Exercise task = List each line holding the string "УРОВЕНЬ".

--- Dataset ---

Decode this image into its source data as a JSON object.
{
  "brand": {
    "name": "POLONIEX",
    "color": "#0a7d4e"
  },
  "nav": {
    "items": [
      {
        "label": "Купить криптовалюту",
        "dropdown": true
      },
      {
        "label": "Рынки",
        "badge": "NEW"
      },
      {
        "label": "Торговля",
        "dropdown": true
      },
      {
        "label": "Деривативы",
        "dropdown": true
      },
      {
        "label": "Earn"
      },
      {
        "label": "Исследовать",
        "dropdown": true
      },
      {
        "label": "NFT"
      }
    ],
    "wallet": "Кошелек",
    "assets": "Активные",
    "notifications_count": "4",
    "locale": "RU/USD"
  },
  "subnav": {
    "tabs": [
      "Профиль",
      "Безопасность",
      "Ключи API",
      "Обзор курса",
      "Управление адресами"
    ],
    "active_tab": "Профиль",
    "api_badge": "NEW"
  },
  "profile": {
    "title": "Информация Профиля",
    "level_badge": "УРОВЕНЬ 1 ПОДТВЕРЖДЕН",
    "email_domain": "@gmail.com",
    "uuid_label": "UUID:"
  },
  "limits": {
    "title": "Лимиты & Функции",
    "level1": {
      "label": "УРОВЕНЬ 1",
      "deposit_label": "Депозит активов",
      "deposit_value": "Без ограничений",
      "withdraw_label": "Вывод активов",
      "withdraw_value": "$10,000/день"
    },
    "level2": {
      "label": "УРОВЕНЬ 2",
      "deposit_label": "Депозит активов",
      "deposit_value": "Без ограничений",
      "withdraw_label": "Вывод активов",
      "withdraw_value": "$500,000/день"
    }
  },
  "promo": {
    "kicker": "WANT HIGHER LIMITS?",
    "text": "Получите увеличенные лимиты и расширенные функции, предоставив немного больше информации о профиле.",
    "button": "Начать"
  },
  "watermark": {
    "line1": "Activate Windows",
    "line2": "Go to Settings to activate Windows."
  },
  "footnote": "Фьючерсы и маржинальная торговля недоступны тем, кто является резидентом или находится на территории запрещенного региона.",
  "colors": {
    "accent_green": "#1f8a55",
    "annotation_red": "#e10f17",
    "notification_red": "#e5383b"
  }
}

---

Exercise result =
    "level_badge": "УРОВЕНЬ 1 ПОДТВЕРЖДЕН",
      "label": "УРОВЕНЬ 1",
      "label": "УРОВЕНЬ 2",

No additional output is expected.